— START OF Supplied data —
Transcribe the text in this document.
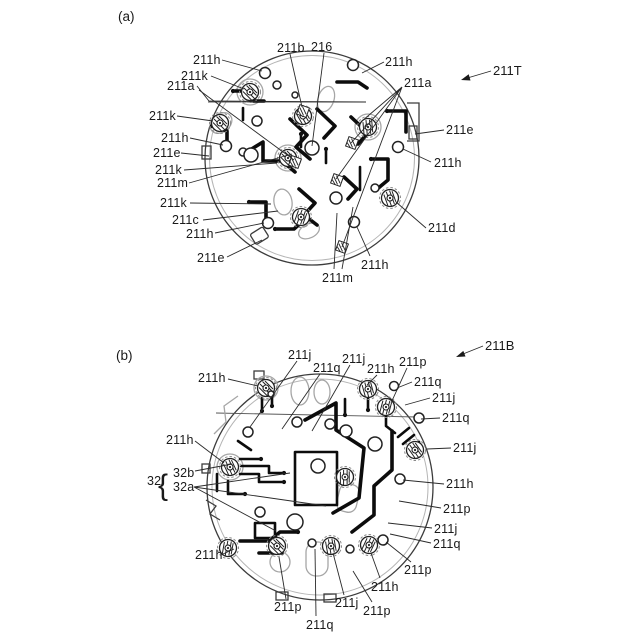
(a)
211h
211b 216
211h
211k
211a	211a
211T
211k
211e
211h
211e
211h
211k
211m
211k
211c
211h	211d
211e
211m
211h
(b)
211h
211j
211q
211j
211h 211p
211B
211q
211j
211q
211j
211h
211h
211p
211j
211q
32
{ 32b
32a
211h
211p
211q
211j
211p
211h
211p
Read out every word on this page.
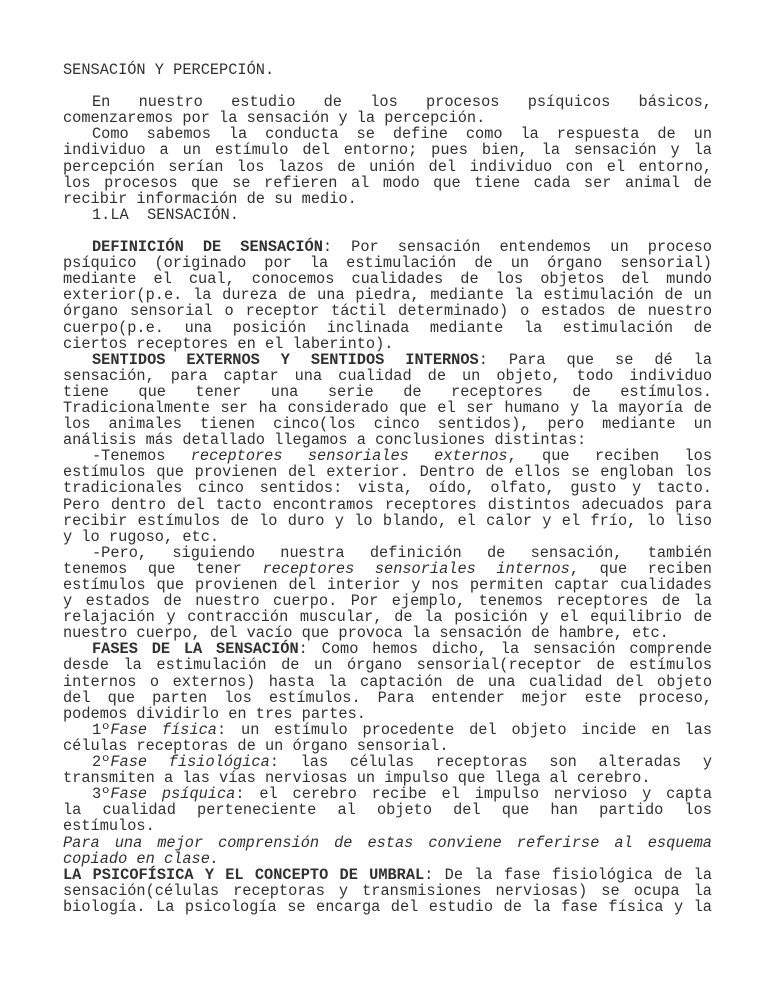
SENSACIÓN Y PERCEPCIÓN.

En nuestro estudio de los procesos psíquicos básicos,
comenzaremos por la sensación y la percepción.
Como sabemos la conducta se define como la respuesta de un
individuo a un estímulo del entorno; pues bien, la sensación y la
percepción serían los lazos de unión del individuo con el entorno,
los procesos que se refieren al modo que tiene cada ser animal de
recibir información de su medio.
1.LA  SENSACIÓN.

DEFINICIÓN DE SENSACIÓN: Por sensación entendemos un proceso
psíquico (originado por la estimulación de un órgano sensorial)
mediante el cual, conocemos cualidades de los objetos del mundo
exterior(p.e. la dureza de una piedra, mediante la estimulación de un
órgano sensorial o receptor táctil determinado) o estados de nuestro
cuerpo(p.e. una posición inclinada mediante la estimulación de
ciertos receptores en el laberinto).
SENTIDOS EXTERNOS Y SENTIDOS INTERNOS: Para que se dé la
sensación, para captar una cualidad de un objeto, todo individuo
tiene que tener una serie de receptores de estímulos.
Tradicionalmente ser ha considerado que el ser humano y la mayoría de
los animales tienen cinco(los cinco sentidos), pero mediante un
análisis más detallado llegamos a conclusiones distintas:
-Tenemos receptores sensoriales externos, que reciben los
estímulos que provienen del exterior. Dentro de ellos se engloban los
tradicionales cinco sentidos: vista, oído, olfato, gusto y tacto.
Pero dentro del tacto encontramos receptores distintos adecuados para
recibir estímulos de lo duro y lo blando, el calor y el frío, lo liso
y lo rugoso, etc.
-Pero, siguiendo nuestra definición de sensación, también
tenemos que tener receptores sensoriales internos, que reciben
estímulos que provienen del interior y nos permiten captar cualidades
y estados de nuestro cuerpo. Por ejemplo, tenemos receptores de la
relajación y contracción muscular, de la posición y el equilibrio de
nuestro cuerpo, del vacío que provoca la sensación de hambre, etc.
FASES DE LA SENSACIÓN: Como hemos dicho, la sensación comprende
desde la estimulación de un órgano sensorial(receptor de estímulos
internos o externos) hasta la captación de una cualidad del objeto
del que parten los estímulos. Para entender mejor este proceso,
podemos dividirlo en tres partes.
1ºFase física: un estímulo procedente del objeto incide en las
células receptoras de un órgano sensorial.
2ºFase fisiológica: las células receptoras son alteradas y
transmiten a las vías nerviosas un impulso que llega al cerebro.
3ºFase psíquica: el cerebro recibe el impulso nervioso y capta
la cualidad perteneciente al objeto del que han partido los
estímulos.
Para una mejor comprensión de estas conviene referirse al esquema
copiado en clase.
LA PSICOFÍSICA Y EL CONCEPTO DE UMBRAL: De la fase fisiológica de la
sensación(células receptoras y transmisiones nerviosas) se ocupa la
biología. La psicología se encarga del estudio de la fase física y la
— END OF Supplied data —
— START OF Supplied data —
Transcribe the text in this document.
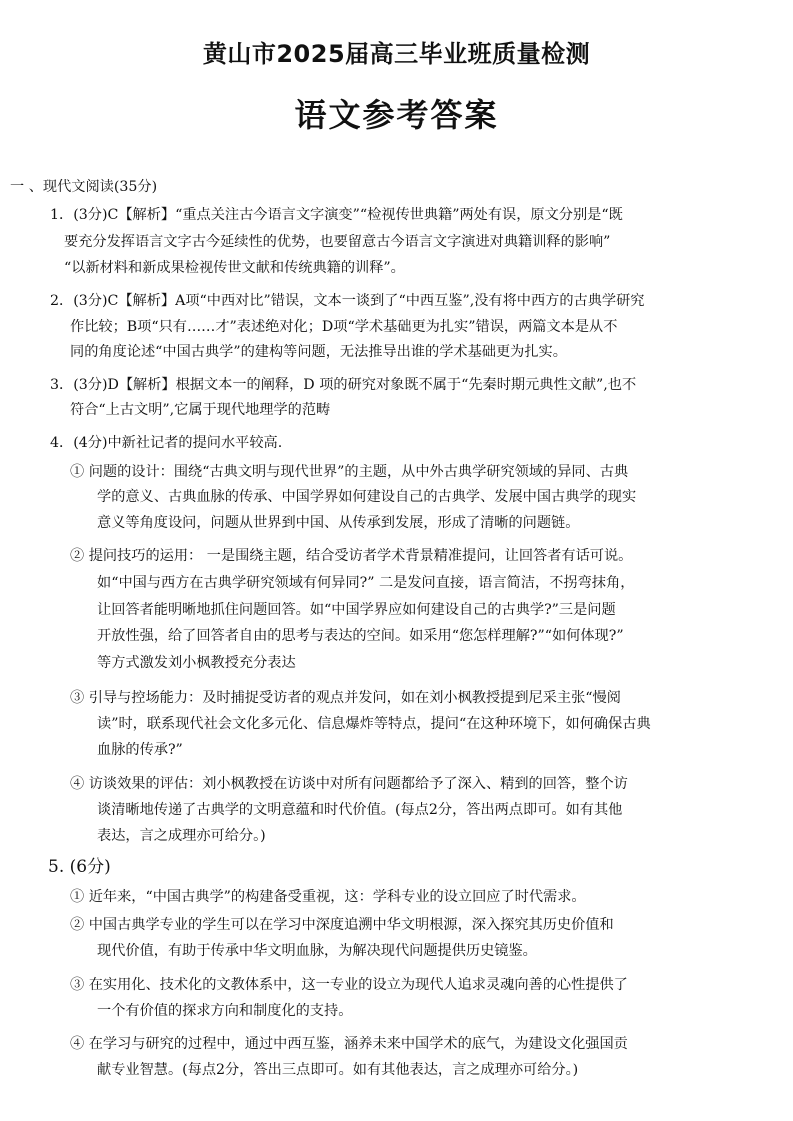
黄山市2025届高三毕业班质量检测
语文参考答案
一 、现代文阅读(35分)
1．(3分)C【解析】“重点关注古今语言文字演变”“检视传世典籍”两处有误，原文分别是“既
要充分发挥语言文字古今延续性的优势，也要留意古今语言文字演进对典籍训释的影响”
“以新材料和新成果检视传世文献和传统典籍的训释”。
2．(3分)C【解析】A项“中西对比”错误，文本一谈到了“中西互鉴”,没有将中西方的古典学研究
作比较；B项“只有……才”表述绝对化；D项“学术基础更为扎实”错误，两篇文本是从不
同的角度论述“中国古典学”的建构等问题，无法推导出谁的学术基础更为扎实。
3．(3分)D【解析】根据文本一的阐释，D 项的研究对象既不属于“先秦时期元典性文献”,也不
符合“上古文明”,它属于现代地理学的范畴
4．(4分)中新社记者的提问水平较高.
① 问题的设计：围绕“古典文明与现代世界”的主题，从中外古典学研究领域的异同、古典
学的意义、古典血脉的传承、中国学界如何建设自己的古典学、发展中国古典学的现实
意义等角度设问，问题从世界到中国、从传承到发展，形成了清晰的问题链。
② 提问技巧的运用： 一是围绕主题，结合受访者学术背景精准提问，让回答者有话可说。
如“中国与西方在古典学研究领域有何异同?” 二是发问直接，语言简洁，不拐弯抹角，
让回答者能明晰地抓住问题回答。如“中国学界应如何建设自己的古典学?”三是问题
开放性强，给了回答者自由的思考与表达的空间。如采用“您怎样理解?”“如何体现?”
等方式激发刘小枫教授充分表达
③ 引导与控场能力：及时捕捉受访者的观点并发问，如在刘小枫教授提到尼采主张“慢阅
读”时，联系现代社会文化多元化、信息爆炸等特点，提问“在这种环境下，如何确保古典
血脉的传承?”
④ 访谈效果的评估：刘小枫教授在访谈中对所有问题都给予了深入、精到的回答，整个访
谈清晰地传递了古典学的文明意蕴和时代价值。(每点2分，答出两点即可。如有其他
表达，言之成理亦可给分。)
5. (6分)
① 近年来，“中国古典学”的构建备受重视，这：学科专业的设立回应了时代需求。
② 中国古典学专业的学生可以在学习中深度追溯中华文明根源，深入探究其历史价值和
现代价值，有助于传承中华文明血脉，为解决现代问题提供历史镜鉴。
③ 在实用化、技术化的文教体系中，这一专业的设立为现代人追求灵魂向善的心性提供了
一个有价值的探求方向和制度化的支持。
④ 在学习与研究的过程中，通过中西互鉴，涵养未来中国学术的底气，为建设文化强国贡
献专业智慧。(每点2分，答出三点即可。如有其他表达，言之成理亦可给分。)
— END OF Supplied data —
— START OF Supplied data —
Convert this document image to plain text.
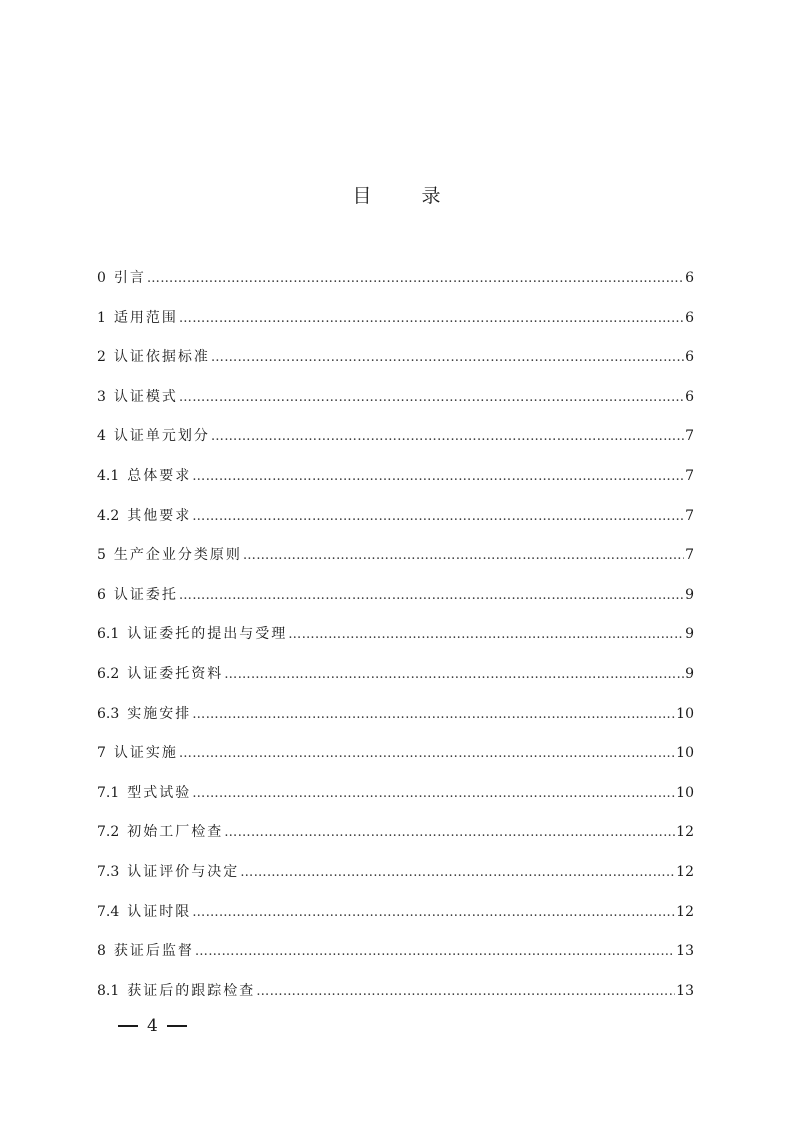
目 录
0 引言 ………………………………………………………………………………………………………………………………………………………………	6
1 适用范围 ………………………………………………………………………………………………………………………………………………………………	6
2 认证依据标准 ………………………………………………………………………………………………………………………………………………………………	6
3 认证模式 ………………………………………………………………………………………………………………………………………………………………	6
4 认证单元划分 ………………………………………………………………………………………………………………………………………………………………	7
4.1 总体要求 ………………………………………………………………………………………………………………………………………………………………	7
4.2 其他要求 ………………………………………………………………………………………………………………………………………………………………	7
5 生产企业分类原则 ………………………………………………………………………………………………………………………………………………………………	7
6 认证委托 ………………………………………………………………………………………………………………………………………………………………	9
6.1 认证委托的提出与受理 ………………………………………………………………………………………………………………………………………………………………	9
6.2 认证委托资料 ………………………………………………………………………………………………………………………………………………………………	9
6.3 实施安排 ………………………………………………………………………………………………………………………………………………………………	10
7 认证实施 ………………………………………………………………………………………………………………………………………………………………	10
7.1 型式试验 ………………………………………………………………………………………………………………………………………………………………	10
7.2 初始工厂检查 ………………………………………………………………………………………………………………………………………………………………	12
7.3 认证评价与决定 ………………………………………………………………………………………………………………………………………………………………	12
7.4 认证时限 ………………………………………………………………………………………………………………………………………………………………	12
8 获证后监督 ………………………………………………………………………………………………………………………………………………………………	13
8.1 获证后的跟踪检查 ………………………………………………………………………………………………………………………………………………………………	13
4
— END OF Supplied data —
Requirements:
Filter the records above for lines containing the word "posición", and copy those lines.

Solved exercise:
cuerpo(p.e. una posición inclinada mediante la estimulación de
relajación y contracción muscular, de la posición y el equilibrio de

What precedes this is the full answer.